(EXERCISE): Begin the copy with the line that contains "Read all visible content and emit it as JSON." and end it with the line that contains "Transcribe this image's". Print these lines exactly and omit all pictures.

··· RECORD SET ···

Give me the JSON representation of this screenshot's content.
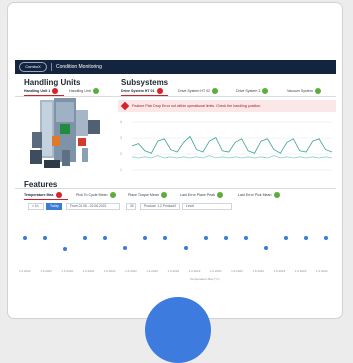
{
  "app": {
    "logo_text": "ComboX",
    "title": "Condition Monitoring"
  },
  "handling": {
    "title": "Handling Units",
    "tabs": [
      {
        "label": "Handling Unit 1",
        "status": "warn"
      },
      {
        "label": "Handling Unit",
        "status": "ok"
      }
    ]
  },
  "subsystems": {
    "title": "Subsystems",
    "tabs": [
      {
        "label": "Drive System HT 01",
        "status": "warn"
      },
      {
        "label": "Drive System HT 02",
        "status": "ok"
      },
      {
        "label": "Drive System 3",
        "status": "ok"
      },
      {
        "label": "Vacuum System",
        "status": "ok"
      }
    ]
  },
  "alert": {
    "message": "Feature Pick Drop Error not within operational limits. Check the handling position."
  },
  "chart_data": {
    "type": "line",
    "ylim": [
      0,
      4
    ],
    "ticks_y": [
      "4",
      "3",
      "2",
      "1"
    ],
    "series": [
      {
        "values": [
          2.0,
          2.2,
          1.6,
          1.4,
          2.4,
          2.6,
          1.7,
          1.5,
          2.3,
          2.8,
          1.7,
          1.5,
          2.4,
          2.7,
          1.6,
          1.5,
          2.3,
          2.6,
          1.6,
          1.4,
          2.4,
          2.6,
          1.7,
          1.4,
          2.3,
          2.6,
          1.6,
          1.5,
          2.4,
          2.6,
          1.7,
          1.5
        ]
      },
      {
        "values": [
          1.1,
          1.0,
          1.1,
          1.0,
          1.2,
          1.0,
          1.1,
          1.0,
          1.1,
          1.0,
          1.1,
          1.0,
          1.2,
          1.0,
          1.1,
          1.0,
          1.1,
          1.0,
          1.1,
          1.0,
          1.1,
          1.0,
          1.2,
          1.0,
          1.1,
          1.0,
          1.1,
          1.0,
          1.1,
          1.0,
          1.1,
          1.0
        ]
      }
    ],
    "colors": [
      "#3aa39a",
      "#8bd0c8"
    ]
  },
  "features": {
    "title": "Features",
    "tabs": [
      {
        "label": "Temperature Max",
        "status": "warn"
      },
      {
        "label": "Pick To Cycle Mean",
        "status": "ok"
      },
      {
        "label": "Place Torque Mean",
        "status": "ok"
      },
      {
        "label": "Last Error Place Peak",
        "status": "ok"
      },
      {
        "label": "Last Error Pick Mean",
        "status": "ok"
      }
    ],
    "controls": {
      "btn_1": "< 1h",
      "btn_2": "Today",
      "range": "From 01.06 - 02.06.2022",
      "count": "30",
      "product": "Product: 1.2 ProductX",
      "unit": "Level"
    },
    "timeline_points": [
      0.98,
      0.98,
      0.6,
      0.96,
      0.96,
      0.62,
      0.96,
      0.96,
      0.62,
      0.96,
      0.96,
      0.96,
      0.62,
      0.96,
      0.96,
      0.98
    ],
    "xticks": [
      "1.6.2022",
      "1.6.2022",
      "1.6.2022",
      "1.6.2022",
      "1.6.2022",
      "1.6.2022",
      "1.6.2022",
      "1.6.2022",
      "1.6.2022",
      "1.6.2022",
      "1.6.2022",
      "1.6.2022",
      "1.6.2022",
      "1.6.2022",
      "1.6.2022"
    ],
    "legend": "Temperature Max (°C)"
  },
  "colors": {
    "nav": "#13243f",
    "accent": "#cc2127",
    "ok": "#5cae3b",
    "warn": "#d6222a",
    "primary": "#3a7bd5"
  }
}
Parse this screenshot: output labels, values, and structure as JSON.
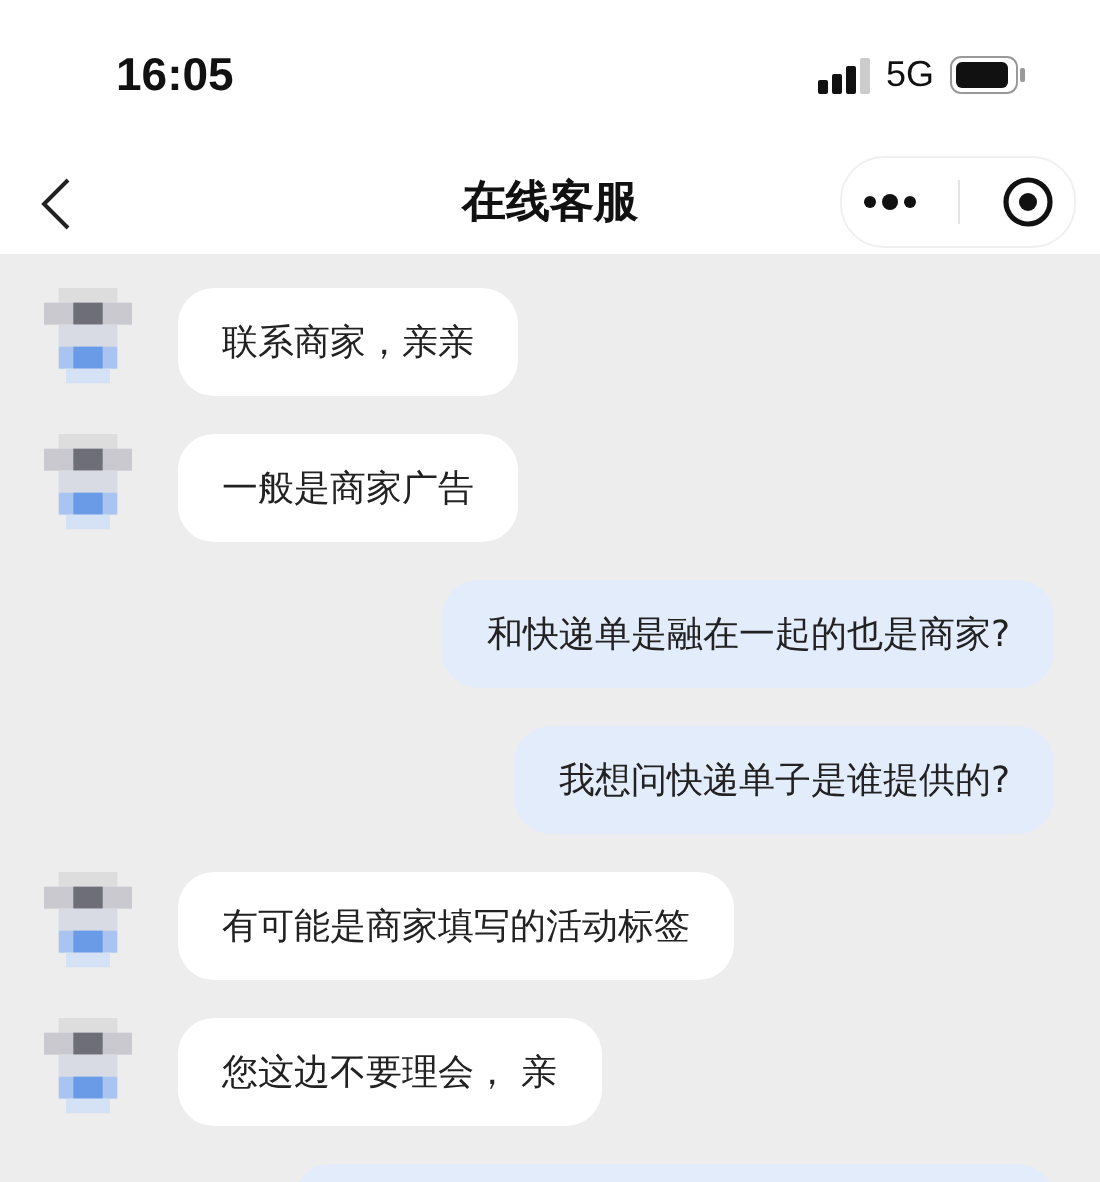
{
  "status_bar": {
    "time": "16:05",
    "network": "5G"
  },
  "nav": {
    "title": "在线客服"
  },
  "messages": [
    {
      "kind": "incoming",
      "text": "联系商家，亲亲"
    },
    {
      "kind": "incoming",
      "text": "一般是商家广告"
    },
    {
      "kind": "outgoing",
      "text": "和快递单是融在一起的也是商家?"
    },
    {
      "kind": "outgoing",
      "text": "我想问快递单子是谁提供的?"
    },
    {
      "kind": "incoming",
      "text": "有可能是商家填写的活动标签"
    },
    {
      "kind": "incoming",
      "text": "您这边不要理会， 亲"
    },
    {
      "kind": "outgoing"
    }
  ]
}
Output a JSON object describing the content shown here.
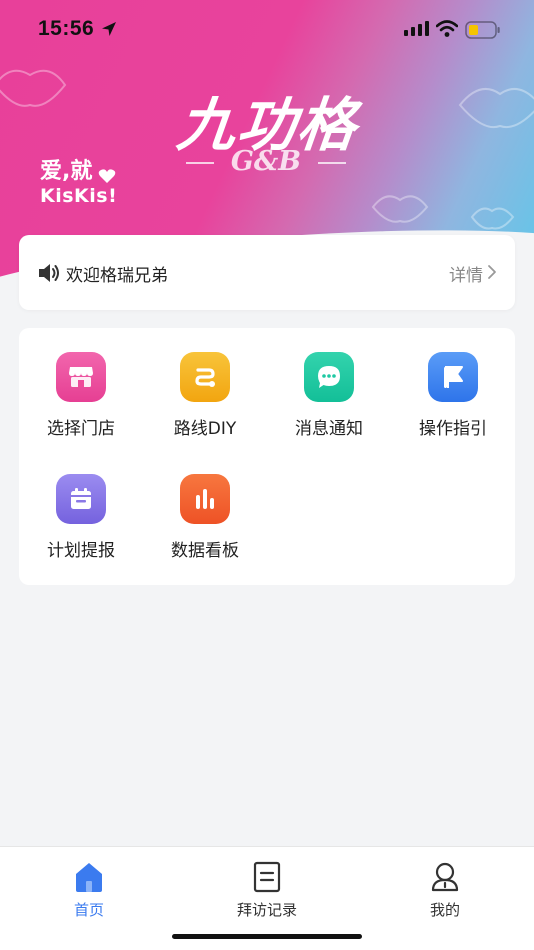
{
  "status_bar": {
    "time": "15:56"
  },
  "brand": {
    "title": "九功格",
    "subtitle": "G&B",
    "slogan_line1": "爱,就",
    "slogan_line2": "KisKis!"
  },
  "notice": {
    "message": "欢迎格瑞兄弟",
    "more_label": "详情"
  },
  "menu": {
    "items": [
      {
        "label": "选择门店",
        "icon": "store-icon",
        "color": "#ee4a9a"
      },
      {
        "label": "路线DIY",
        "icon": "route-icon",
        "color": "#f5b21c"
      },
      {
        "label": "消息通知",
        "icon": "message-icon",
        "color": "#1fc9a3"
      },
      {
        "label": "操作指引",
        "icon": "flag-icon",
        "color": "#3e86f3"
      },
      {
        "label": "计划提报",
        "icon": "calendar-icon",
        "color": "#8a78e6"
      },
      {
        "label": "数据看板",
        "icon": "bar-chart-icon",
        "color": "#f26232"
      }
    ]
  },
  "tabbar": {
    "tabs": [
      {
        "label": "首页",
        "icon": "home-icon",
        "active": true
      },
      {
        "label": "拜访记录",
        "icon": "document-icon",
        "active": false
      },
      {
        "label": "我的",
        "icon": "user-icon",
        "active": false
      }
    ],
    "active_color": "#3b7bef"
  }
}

···
··· RECORD SET ···

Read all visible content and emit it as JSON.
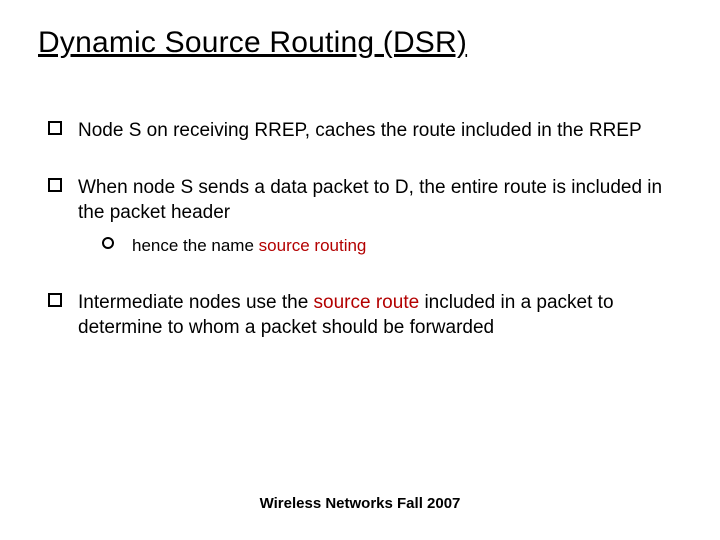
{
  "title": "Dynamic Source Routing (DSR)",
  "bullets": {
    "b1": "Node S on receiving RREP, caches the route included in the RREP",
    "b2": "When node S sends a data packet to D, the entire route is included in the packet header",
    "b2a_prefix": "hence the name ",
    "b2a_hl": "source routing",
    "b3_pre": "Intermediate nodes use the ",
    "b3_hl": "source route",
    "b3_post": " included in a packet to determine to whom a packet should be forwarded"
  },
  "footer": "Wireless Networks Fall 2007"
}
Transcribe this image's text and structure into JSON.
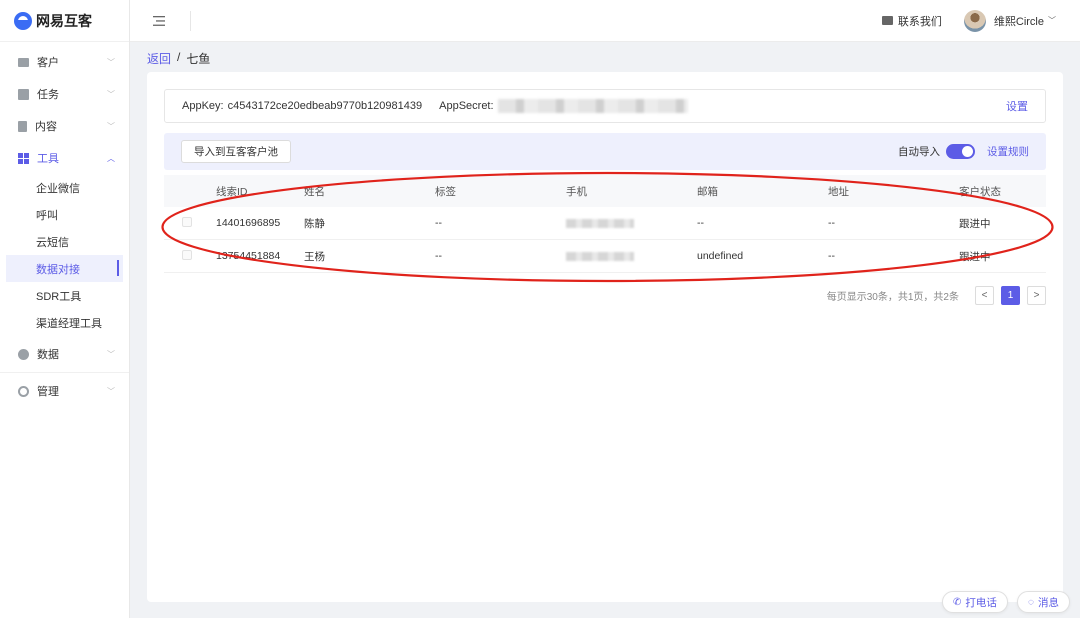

···

(REPLY TO THE EXERCISE):
Read all visible content and emit it as JSON.
{
  "title": "Dynamic Source Routing (DSR)",
  "bullets": {
    "b1": "Node S on receiving RREP, caches the route included in the RREP",
    "b2": "When node S sends a data packet to D, the entire route is included in the packet header",
    "b2a_prefix": "hence the name ",
    "b2a_hl": "source routing",
    "b3_pre": "Intermediate nodes use the ",
    "b3_hl": "source route",
    "b3_post": " included in a packet to determine to whom a packet should be forwarded"
  },
  "footer": "Wireless Networks Fall 2007"
}
Transcribe this image's text and structure into JSON.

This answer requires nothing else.